● YOUR GOAL:
Copy the data word for word, keeping every line.

● DATA LISTING:
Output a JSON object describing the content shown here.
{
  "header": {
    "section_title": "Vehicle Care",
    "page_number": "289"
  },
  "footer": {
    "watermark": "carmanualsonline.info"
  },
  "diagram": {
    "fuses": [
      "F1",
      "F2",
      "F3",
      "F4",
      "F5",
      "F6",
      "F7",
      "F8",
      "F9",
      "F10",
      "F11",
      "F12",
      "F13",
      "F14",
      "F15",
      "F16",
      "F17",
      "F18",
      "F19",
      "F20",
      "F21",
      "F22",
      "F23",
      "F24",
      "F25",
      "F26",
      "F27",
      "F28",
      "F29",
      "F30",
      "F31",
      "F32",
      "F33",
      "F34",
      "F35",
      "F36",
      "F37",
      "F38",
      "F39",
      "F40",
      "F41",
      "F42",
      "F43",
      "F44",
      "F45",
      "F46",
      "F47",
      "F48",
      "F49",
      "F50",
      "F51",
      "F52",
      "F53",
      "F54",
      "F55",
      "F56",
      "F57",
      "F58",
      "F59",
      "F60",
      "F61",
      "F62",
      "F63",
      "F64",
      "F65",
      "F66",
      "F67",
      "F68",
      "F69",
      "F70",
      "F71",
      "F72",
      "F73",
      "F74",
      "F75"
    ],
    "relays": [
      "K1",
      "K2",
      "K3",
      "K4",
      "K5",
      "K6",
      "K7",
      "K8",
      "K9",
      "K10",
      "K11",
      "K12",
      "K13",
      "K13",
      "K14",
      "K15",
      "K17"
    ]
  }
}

● FULL SOLUTION:
Output a JSON object describing the content shown here.
{
  "header": {
    "section_title": "Vehicle Care",
    "page_number": "289"
  },
  "footer": {
    "watermark": "carmanualsonline.info"
  },
  "diagram": {
    "fuses": [
      "F1",
      "F2",
      "F3",
      "F4",
      "F5",
      "F6",
      "F7",
      "F8",
      "F9",
      "F10",
      "F11",
      "F12",
      "F13",
      "F14",
      "F15",
      "F16",
      "F17",
      "F18",
      "F19",
      "F20",
      "F21",
      "F22",
      "F23",
      "F24",
      "F25",
      "F26",
      "F27",
      "F28",
      "F29",
      "F30",
      "F31",
      "F32",
      "F33",
      "F34",
      "F35",
      "F36",
      "F37",
      "F38",
      "F39",
      "F40",
      "F41",
      "F42",
      "F43",
      "F44",
      "F45",
      "F46",
      "F47",
      "F48",
      "F49",
      "F50",
      "F51",
      "F52",
      "F53",
      "F54",
      "F55",
      "F56",
      "F57",
      "F58",
      "F59",
      "F60",
      "F61",
      "F62",
      "F63",
      "F64",
      "F65",
      "F66",
      "F67",
      "F68",
      "F69",
      "F70",
      "F71",
      "F72",
      "F73",
      "F74",
      "F75"
    ],
    "relays": [
      "K1",
      "K2",
      "K3",
      "K4",
      "K5",
      "K6",
      "K7",
      "K8",
      "K9",
      "K10",
      "K11",
      "K12",
      "K13",
      "K13",
      "K14",
      "K15",
      "K17"
    ]
  }
}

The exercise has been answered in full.